Stored entries:
○ ○ ○ ○ ○
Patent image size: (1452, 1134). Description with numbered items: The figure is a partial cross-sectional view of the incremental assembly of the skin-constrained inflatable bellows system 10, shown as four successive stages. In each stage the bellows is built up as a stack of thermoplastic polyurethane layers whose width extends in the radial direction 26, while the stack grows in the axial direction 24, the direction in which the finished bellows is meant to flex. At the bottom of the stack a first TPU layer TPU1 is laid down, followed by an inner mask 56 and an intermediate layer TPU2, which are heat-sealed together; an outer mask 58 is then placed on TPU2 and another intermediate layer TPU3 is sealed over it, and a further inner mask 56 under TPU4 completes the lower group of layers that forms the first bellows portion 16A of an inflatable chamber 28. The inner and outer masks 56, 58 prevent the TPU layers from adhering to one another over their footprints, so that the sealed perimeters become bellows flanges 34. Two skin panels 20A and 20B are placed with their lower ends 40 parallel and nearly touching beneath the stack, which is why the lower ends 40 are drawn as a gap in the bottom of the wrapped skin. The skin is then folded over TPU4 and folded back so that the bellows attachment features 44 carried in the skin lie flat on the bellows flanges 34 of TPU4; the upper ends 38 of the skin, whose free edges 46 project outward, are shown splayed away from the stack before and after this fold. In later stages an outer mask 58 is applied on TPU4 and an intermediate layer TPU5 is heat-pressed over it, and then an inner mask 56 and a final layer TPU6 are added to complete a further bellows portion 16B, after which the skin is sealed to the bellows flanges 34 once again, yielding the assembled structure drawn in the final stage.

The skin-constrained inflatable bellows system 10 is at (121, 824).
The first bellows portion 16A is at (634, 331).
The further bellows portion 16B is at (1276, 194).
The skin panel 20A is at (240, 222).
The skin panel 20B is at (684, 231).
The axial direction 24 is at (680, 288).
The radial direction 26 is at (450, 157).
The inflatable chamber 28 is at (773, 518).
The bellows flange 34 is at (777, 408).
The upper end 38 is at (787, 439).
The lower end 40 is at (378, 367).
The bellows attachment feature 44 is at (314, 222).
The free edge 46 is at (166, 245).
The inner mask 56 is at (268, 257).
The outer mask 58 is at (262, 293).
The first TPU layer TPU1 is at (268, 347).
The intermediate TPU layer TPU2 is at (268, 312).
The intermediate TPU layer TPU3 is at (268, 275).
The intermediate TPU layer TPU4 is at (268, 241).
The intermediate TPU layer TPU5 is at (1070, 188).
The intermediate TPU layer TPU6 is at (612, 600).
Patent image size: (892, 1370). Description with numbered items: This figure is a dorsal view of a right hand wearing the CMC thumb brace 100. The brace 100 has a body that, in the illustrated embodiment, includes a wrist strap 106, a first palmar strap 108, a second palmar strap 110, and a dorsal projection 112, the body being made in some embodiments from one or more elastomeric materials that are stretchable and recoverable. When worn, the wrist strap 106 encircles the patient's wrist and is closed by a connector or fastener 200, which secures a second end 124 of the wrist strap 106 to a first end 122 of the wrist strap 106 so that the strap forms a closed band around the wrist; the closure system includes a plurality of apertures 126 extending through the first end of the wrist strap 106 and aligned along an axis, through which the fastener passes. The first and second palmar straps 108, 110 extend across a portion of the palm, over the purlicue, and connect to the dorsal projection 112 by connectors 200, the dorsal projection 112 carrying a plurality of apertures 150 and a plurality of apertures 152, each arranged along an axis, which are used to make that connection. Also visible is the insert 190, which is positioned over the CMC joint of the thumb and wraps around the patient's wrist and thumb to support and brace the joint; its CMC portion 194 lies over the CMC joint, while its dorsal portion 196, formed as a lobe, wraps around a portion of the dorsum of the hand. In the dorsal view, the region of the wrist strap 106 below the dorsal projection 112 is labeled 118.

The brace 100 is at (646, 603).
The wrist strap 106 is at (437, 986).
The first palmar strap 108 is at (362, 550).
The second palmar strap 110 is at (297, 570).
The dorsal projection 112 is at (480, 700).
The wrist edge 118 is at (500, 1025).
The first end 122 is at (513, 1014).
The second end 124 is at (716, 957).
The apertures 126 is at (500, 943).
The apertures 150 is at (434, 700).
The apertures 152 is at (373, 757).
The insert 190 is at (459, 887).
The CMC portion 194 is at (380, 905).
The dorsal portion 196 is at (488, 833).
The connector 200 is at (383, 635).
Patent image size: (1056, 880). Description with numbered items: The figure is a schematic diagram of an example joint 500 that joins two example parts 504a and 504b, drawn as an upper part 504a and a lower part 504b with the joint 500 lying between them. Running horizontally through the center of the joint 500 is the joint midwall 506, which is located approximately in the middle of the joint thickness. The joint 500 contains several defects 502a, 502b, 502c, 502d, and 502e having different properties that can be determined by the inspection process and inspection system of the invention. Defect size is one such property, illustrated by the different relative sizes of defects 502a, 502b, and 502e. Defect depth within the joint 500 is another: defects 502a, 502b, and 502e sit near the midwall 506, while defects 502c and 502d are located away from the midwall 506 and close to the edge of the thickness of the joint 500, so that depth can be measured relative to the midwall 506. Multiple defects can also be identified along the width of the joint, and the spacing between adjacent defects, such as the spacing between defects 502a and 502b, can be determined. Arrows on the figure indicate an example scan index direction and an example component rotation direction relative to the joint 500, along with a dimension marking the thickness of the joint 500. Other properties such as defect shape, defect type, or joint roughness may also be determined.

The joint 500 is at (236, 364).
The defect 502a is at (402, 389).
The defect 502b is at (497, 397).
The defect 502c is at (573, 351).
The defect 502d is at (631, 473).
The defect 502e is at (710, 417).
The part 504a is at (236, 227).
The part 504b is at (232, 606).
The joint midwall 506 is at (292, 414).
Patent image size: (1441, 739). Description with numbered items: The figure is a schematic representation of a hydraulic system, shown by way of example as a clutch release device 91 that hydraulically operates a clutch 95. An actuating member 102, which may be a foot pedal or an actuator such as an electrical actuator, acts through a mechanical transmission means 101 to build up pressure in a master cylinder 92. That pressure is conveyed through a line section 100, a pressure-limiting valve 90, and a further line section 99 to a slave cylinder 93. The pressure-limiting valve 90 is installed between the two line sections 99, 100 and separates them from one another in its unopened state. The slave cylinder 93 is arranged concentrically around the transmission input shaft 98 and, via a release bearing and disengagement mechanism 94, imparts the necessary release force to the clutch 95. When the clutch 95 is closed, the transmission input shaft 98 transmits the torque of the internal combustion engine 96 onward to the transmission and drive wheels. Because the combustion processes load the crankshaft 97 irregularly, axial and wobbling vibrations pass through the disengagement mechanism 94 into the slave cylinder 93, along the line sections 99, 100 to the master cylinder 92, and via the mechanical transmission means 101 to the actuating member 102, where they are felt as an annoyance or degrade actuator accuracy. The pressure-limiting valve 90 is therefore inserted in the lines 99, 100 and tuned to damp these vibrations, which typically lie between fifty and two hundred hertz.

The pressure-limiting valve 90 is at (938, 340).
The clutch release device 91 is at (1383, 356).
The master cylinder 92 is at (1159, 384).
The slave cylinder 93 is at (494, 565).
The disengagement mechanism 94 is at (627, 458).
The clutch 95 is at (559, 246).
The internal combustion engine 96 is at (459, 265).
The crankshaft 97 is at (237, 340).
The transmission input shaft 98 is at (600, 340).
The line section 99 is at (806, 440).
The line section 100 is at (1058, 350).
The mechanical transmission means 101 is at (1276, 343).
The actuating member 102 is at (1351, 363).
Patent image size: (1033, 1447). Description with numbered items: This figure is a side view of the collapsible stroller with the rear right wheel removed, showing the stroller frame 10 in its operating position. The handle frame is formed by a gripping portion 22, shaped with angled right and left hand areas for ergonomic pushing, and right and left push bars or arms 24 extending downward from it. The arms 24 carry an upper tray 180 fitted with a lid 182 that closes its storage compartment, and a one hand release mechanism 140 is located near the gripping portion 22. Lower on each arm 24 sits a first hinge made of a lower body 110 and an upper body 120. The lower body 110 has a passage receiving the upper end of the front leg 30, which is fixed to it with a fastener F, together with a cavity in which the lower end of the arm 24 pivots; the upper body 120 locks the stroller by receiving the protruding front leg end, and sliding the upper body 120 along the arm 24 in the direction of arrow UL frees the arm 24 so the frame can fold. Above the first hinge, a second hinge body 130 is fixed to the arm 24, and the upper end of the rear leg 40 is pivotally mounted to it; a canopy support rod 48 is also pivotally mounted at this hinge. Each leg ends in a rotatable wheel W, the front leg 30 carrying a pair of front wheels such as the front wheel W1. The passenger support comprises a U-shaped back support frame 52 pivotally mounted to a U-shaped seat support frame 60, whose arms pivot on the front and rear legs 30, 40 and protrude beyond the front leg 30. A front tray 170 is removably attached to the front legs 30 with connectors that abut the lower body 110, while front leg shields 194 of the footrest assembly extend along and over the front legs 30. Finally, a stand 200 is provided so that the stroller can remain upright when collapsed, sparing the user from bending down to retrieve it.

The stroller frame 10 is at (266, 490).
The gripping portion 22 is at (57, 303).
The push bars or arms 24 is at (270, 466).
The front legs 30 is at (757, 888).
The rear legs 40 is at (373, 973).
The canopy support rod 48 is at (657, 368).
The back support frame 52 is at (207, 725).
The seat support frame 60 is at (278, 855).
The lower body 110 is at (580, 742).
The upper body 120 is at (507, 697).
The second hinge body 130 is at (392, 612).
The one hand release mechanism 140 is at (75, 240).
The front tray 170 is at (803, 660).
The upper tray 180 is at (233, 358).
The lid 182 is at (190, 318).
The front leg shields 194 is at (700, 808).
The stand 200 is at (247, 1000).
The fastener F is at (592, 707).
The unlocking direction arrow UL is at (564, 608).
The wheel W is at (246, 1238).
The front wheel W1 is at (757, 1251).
○ ○ ○ ○ ○
# WHAT IS BEING ASKED:
Starting at the line that contains "Patent image size: (1056, 880)." and stopping after the line that contains "The defect 502b is at (497, 397).", write those lines out again with "schematic diagram" swapped for "schematic drawing" and nothing else changed.

# FINISHED EXERCISE:
Patent image size: (1056, 880). Description with numbered items: The figure is a schematic drawing of an example joint 500 that joins two example parts 504a and 504b, drawn as an upper part 504a and a lower part 504b with the joint 500 lying between them. Running horizontally through the center of the joint 500 is the joint midwall 506, which is located approximately in the middle of the joint thickness. The joint 500 contains several defects 502a, 502b, 502c, 502d, and 502e having different properties that can be determined by the inspection process and inspection system of the invention. Defect size is one such property, illustrated by the different relative sizes of defects 502a, 502b, and 502e. Defect depth within the joint 500 is another: defects 502a, 502b, and 502e sit near the midwall 506, while defects 502c and 502d are located away from the midwall 506 and close to the edge of the thickness of the joint 500, so that depth can be measured relative to the midwall 506. Multiple defects can also be identified along the width of the joint, and the spacing between adjacent defects, such as the spacing between defects 502a and 502b, can be determined. Arrows on the figure indicate an example scan index direction and an example component rotation direction relative to the joint 500, along with a dimension marking the thickness of the joint 500. Other properties such as defect shape, defect type, or joint roughness may also be determined.

The joint 500 is at (236, 364).
The defect 502a is at (402, 389).
The defect 502b is at (497, 397).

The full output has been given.